### Directions for this task
Extract the full listing verbatim and drop any pictures from your copy.

——————————

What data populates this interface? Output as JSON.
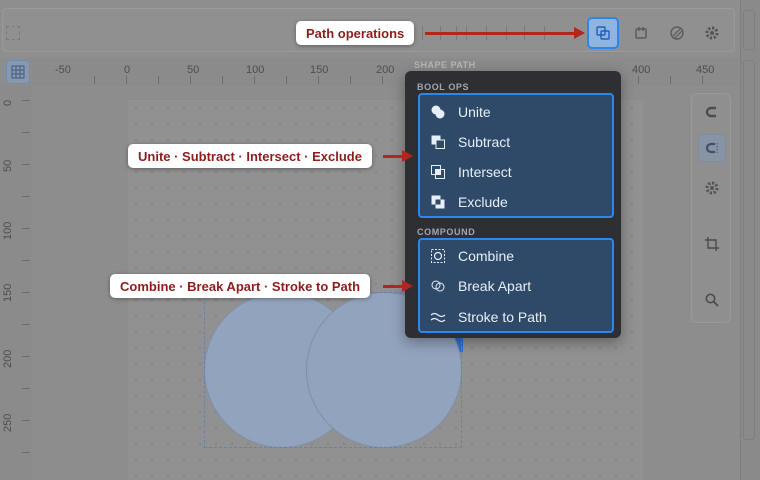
{
  "toolbar": {
    "path_ops_button": {
      "icon": "path-ops-icon",
      "active": true
    },
    "buttons": [
      {
        "icon": "boolean-icon"
      },
      {
        "icon": "image-trace-icon"
      },
      {
        "icon": "gear-icon"
      }
    ]
  },
  "rulers": {
    "horizontal": [
      "-50",
      "0",
      "50",
      "100",
      "150",
      "200",
      "400",
      "450"
    ],
    "vertical": [
      "0",
      "50",
      "100",
      "150",
      "200",
      "250"
    ]
  },
  "menu": {
    "header": "SHAPE PATH",
    "sections": [
      {
        "title": "BOOL OPS",
        "items": [
          {
            "label": "Unite",
            "icon": "unite-icon"
          },
          {
            "label": "Subtract",
            "icon": "subtract-icon"
          },
          {
            "label": "Intersect",
            "icon": "intersect-icon"
          },
          {
            "label": "Exclude",
            "icon": "exclude-icon"
          }
        ]
      },
      {
        "title": "COMPOUND",
        "items": [
          {
            "label": "Combine",
            "icon": "combine-icon"
          },
          {
            "label": "Break Apart",
            "icon": "break-apart-icon"
          },
          {
            "label": "Stroke to Path",
            "icon": "stroke-to-path-icon"
          }
        ]
      }
    ]
  },
  "callouts": {
    "path_operations": "Path operations",
    "bool_ops": "Unite · Subtract · Intersect · Exclude",
    "compound": "Combine · Break Apart · Stroke to Path"
  },
  "right_tools": [
    "magnet-icon",
    "snap-icon",
    "gear-icon",
    "crop-icon",
    "search-icon"
  ],
  "colors": {
    "accent": "#2b86ee",
    "callout_text": "#8e1d1d",
    "arrow": "#b3261e",
    "menu_bg": "#2d2f33",
    "group_bg": "#2f4a68"
  }
}
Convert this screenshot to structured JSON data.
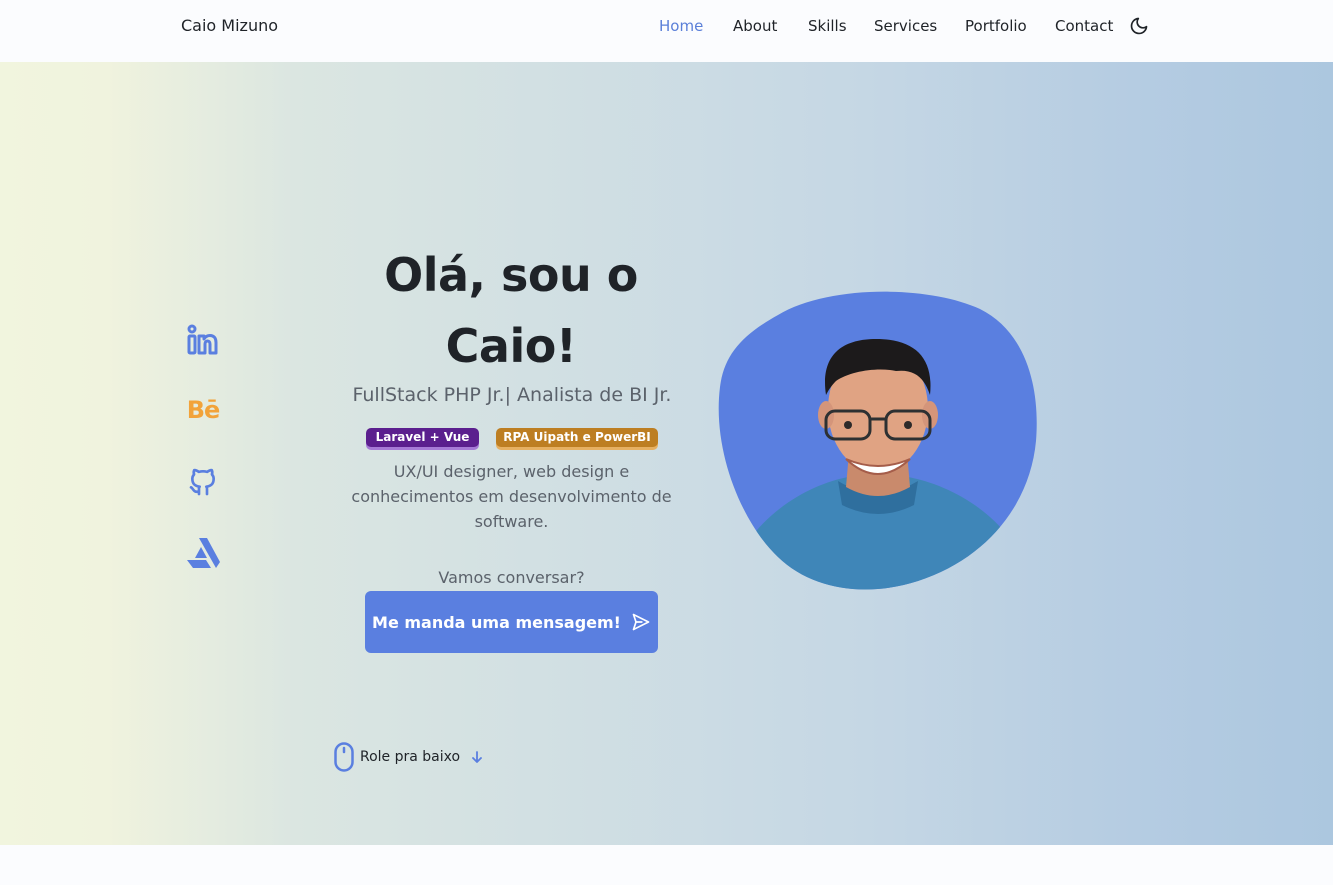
{
  "header": {
    "logo": "Caio Mizuno",
    "nav": [
      {
        "label": "Home",
        "active": true
      },
      {
        "label": "About",
        "active": false
      },
      {
        "label": "Skills",
        "active": false
      },
      {
        "label": "Services",
        "active": false
      },
      {
        "label": "Portfolio",
        "active": false
      },
      {
        "label": "Contact",
        "active": false
      }
    ],
    "theme_icon": "moon-icon"
  },
  "social": [
    {
      "name": "linkedin-icon",
      "color": "#5a7fe0"
    },
    {
      "name": "behance-icon",
      "label": "Bē",
      "color": "#f2a33a"
    },
    {
      "name": "github-icon",
      "color": "#5a7fe0"
    },
    {
      "name": "artstation-icon",
      "color": "#5a7fe0"
    }
  ],
  "hero": {
    "title_line1": "Olá, sou o",
    "title_line2": "Caio!",
    "subtitle": "FullStack PHP Jr.| Analista de BI Jr.",
    "badges": [
      "Laravel + Vue",
      "RPA Uipath e PowerBI"
    ],
    "description": "UX/UI designer, web design e conhecimentos em desenvolvimento de software.",
    "cta_label": "Vamos conversar?",
    "cta_button": "Me manda uma mensagem!",
    "scroll_hint": "Role pra baixo"
  },
  "colors": {
    "accent": "#5a7fe0",
    "laravel_badge": "#5b1f8e",
    "rpa_badge": "#bd7e22",
    "behance": "#f2a33a"
  }
}
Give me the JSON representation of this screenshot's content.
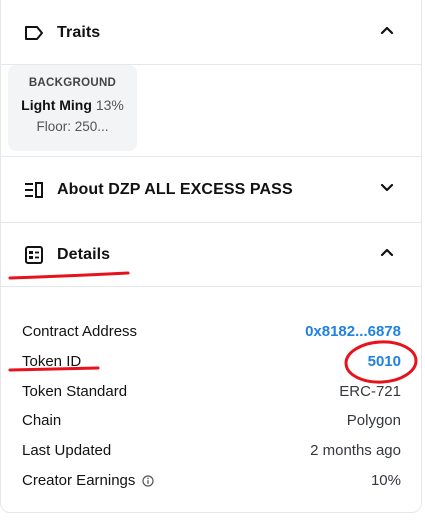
{
  "traits": {
    "title": "Traits",
    "items": [
      {
        "trait_type": "BACKGROUND",
        "value": "Light Ming",
        "percent": "13%",
        "floor": "Floor: 250..."
      }
    ]
  },
  "about": {
    "title": "About DZP ALL EXCESS PASS"
  },
  "details": {
    "title": "Details",
    "rows": [
      {
        "label": "Contract Address",
        "value": "0x8182...6878"
      },
      {
        "label": "Token ID",
        "value": "5010"
      },
      {
        "label": "Token Standard",
        "value": "ERC-721"
      },
      {
        "label": "Chain",
        "value": "Polygon"
      },
      {
        "label": "Last Updated",
        "value": "2 months ago"
      },
      {
        "label": "Creator Earnings",
        "value": "10%"
      }
    ]
  },
  "colors": {
    "link": "#2081e2",
    "annotation": "#e8121c",
    "border": "#e5e8eb",
    "card": "#f3f4f6"
  },
  "icons": [
    "tag-icon",
    "chevron-up-icon",
    "list-icon",
    "chevron-down-icon",
    "details-icon",
    "info-icon"
  ]
}
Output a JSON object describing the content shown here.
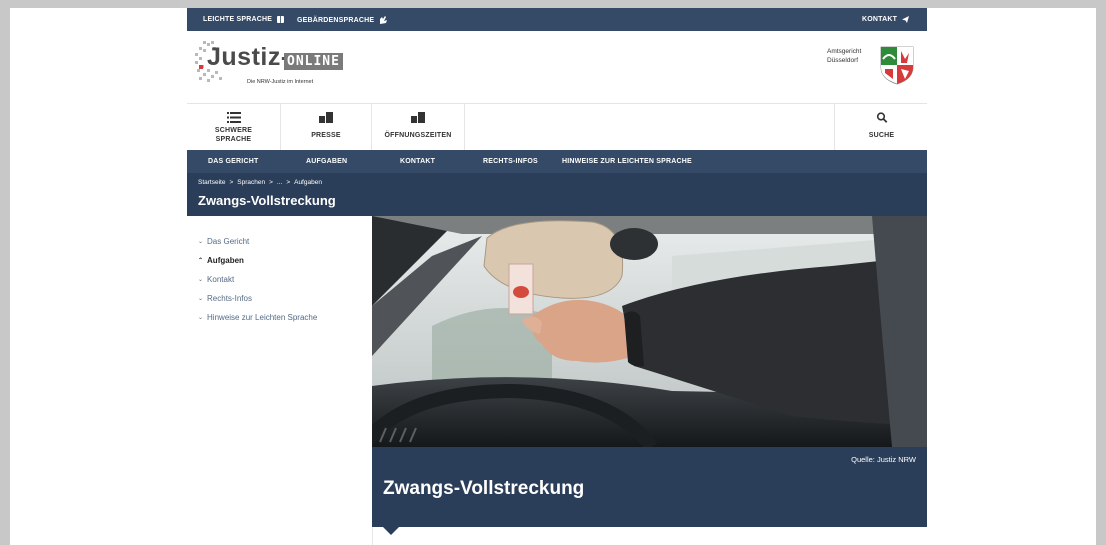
{
  "topbar": {
    "leichte_sprache": "LEICHTE SPRACHE",
    "gebaerdensprache": "GEBÄRDENSPRACHE",
    "kontakt": "KONTAKT"
  },
  "header": {
    "logo_justiz": "Justiz-",
    "logo_online": "ONLINE",
    "logo_tagline": "Die NRW-Justiz im Internet",
    "court_line1": "Amtsgericht",
    "court_line2": "Düsseldorf"
  },
  "service_nav": {
    "schwere_line1": "SCHWERE",
    "schwere_line2": "SPRACHE",
    "presse": "PRESSE",
    "oeffnungszeiten": "ÖFFNUNGSZEITEN",
    "suche": "SUCHE"
  },
  "main_nav": [
    "DAS GERICHT",
    "AUFGABEN",
    "KONTAKT",
    "RECHTS-INFOS",
    "HINWEISE ZUR LEICHTEN SPRACHE"
  ],
  "breadcrumb": {
    "items": [
      "Startseite",
      ">",
      "Sprachen",
      ">",
      "...",
      ">",
      "Aufgaben"
    ]
  },
  "page_title": "Zwangs-Vollstreckung",
  "sidebar": {
    "items": [
      {
        "label": "Das Gericht",
        "chevron": "⌄"
      },
      {
        "label": "Aufgaben",
        "chevron": "⌃"
      },
      {
        "label": "Kontakt",
        "chevron": "⌄"
      },
      {
        "label": "Rechts-Infos",
        "chevron": "⌄"
      },
      {
        "label": "Hinweise zur Leichten Sprache",
        "chevron": "⌄"
      }
    ]
  },
  "hero": {
    "source": "Quelle: Justiz NRW",
    "title": "Zwangs-Vollstreckung"
  },
  "colors": {
    "nav_dark": "#354a66",
    "band_dark": "#2b3e59",
    "sidebar_link": "#546a86",
    "page_bg": "#c8c8c8"
  }
}
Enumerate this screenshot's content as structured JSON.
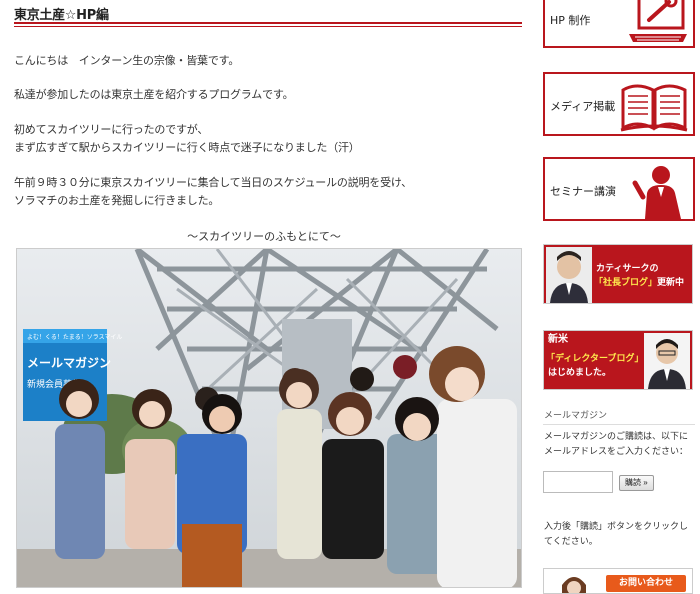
{
  "post": {
    "title": "東京土産☆HP編",
    "p1": "こんにちは　インターン生の宗像・皆葉です。",
    "p2": "私達が参加したのは東京土産を紹介するプログラムです。",
    "p3": "初めてスカイツリーに行ったのですが、\nまず広すぎて駅からスカイツリーに行く時点で迷子になりました（汗）",
    "p4": "午前９時３０分に東京スカイツリーに集合して当日のスケジュールの説明を受け、\nソラマチのお土産を発掘しに行きました。",
    "caption": "〜スカイツリーのふもとにて〜",
    "photo_sign": {
      "line1": "よむ！くる！たまる！ソラスマイル",
      "line2": "メールマガジン",
      "line3": "新規会員募集"
    }
  },
  "sidebar": {
    "menu": [
      {
        "label": "HP 制作",
        "icon": "laptop-wrench-icon"
      },
      {
        "label": "メディア掲載",
        "icon": "open-book-icon"
      },
      {
        "label": "セミナー講演",
        "icon": "speaker-silhouette-icon"
      }
    ],
    "banner_president": {
      "line1": "カティサークの",
      "line2a": "「社長ブログ」",
      "line2b": "更新中"
    },
    "banner_director": {
      "tag": "新米",
      "line1": "「ディレクターブログ」",
      "line2": "はじめました。"
    },
    "mailmag": {
      "title": "メールマガジン",
      "desc": "メールマガジンのご購読は、以下にメールアドレスをご入力ください：",
      "button": "購読 »",
      "note": "入力後「購読」ボタンをクリックしてください。"
    },
    "contact": {
      "button": "お問い合わせ"
    }
  },
  "colors": {
    "accent": "#b9161d",
    "contact": "#e85a1b"
  }
}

——————————

### Correct response
What data populates this interface? Output as JSON.
{
  "toolbar": {
    "path_ops_button": {
      "icon": "path-ops-icon",
      "active": true
    },
    "buttons": [
      {
        "icon": "boolean-icon"
      },
      {
        "icon": "image-trace-icon"
      },
      {
        "icon": "gear-icon"
      }
    ]
  },
  "rulers": {
    "horizontal": [
      "-50",
      "0",
      "50",
      "100",
      "150",
      "200",
      "400",
      "450"
    ],
    "vertical": [
      "0",
      "50",
      "100",
      "150",
      "200",
      "250"
    ]
  },
  "menu": {
    "header": "SHAPE PATH",
    "sections": [
      {
        "title": "BOOL OPS",
        "items": [
          {
            "label": "Unite",
            "icon": "unite-icon"
          },
          {
            "label": "Subtract",
            "icon": "subtract-icon"
          },
          {
            "label": "Intersect",
            "icon": "intersect-icon"
          },
          {
            "label": "Exclude",
            "icon": "exclude-icon"
          }
        ]
      },
      {
        "title": "COMPOUND",
        "items": [
          {
            "label": "Combine",
            "icon": "combine-icon"
          },
          {
            "label": "Break Apart",
            "icon": "break-apart-icon"
          },
          {
            "label": "Stroke to Path",
            "icon": "stroke-to-path-icon"
          }
        ]
      }
    ]
  },
  "callouts": {
    "path_operations": "Path operations",
    "bool_ops": "Unite · Subtract · Intersect · Exclude",
    "compound": "Combine · Break Apart · Stroke to Path"
  },
  "right_tools": [
    "magnet-icon",
    "snap-icon",
    "gear-icon",
    "crop-icon",
    "search-icon"
  ],
  "colors": {
    "accent": "#2b86ee",
    "callout_text": "#8e1d1d",
    "arrow": "#b3261e",
    "menu_bg": "#2d2f33",
    "group_bg": "#2f4a68"
  }
}
Convert this screenshot to structured JSON data.
{
  "header": {
    "logo": "Caio Mizuno",
    "nav": [
      {
        "label": "Home",
        "active": true
      },
      {
        "label": "About",
        "active": false
      },
      {
        "label": "Skills",
        "active": false
      },
      {
        "label": "Services",
        "active": false
      },
      {
        "label": "Portfolio",
        "active": false
      },
      {
        "label": "Contact",
        "active": false
      }
    ],
    "theme_icon": "moon-icon"
  },
  "social": [
    {
      "name": "linkedin-icon",
      "color": "#5a7fe0"
    },
    {
      "name": "behance-icon",
      "label": "Bē",
      "color": "#f2a33a"
    },
    {
      "name": "github-icon",
      "color": "#5a7fe0"
    },
    {
      "name": "artstation-icon",
      "color": "#5a7fe0"
    }
  ],
  "hero": {
    "title_line1": "Olá, sou o",
    "title_line2": "Caio!",
    "subtitle": "FullStack PHP Jr.| Analista de BI Jr.",
    "badges": [
      "Laravel + Vue",
      "RPA Uipath e PowerBI"
    ],
    "description": "UX/UI designer, web design e conhecimentos em desenvolvimento de software.",
    "cta_label": "Vamos conversar?",
    "cta_button": "Me manda uma mensagem!",
    "scroll_hint": "Role pra baixo"
  },
  "colors": {
    "accent": "#5a7fe0",
    "laravel_badge": "#5b1f8e",
    "rpa_badge": "#bd7e22",
    "behance": "#f2a33a"
  }
}
Give me the JSON representation of this screenshot's content.
{
  "traits": {
    "title": "Traits",
    "items": [
      {
        "trait_type": "BACKGROUND",
        "value": "Light Ming",
        "percent": "13%",
        "floor": "Floor: 250..."
      }
    ]
  },
  "about": {
    "title": "About DZP ALL EXCESS PASS"
  },
  "details": {
    "title": "Details",
    "rows": [
      {
        "label": "Contract Address",
        "value": "0x8182...6878"
      },
      {
        "label": "Token ID",
        "value": "5010"
      },
      {
        "label": "Token Standard",
        "value": "ERC-721"
      },
      {
        "label": "Chain",
        "value": "Polygon"
      },
      {
        "label": "Last Updated",
        "value": "2 months ago"
      },
      {
        "label": "Creator Earnings",
        "value": "10%"
      }
    ]
  },
  "colors": {
    "link": "#2081e2",
    "annotation": "#e8121c",
    "border": "#e5e8eb",
    "card": "#f3f4f6"
  },
  "icons": [
    "tag-icon",
    "chevron-up-icon",
    "list-icon",
    "chevron-down-icon",
    "details-icon",
    "info-icon"
  ]
}
Output a JSON object describing the content shown here.
{
  "topbar": {
    "leichte_sprache": "LEICHTE SPRACHE",
    "gebaerdensprache": "GEBÄRDENSPRACHE",
    "kontakt": "KONTAKT"
  },
  "header": {
    "logo_justiz": "Justiz-",
    "logo_online": "ONLINE",
    "logo_tagline": "Die NRW-Justiz im Internet",
    "court_line1": "Amtsgericht",
    "court_line2": "Düsseldorf"
  },
  "service_nav": {
    "schwere_line1": "SCHWERE",
    "schwere_line2": "SPRACHE",
    "presse": "PRESSE",
    "oeffnungszeiten": "ÖFFNUNGSZEITEN",
    "suche": "SUCHE"
  },
  "main_nav": [
    "DAS GERICHT",
    "AUFGABEN",
    "KONTAKT",
    "RECHTS-INFOS",
    "HINWEISE ZUR LEICHTEN SPRACHE"
  ],
  "breadcrumb": {
    "items": [
      "Startseite",
      ">",
      "Sprachen",
      ">",
      "...",
      ">",
      "Aufgaben"
    ]
  },
  "page_title": "Zwangs-Vollstreckung",
  "sidebar": {
    "items": [
      {
        "label": "Das Gericht",
        "chevron": "⌄"
      },
      {
        "label": "Aufgaben",
        "chevron": "⌃"
      },
      {
        "label": "Kontakt",
        "chevron": "⌄"
      },
      {
        "label": "Rechts-Infos",
        "chevron": "⌄"
      },
      {
        "label": "Hinweise zur Leichten Sprache",
        "chevron": "⌄"
      }
    ]
  },
  "hero": {
    "source": "Quelle: Justiz NRW",
    "title": "Zwangs-Vollstreckung"
  },
  "colors": {
    "nav_dark": "#354a66",
    "band_dark": "#2b3e59",
    "sidebar_link": "#546a86",
    "page_bg": "#c8c8c8"
  }
}
Enumerate this screenshot's content as structured JSON.
{
  "post": {
    "title": "東京土産☆HP編",
    "p1": "こんにちは　インターン生の宗像・皆葉です。",
    "p2": "私達が参加したのは東京土産を紹介するプログラムです。",
    "p3": "初めてスカイツリーに行ったのですが、\nまず広すぎて駅からスカイツリーに行く時点で迷子になりました（汗）",
    "p4": "午前９時３０分に東京スカイツリーに集合して当日のスケジュールの説明を受け、\nソラマチのお土産を発掘しに行きました。",
    "caption": "〜スカイツリーのふもとにて〜",
    "photo_sign": {
      "line1": "よむ！くる！たまる！ソラスマイル",
      "line2": "メールマガジン",
      "line3": "新規会員募集"
    }
  },
  "sidebar": {
    "menu": [
      {
        "label": "HP 制作",
        "icon": "laptop-wrench-icon"
      },
      {
        "label": "メディア掲載",
        "icon": "open-book-icon"
      },
      {
        "label": "セミナー講演",
        "icon": "speaker-silhouette-icon"
      }
    ],
    "banner_president": {
      "line1": "カティサークの",
      "line2a": "「社長ブログ」",
      "line2b": "更新中"
    },
    "banner_director": {
      "tag": "新米",
      "line1": "「ディレクターブログ」",
      "line2": "はじめました。"
    },
    "mailmag": {
      "title": "メールマガジン",
      "desc": "メールマガジンのご購読は、以下にメールアドレスをご入力ください：",
      "button": "購読 »",
      "note": "入力後「購読」ボタンをクリックしてください。"
    },
    "contact": {
      "button": "お問い合わせ"
    }
  },
  "colors": {
    "accent": "#b9161d",
    "contact": "#e85a1b"
  }
}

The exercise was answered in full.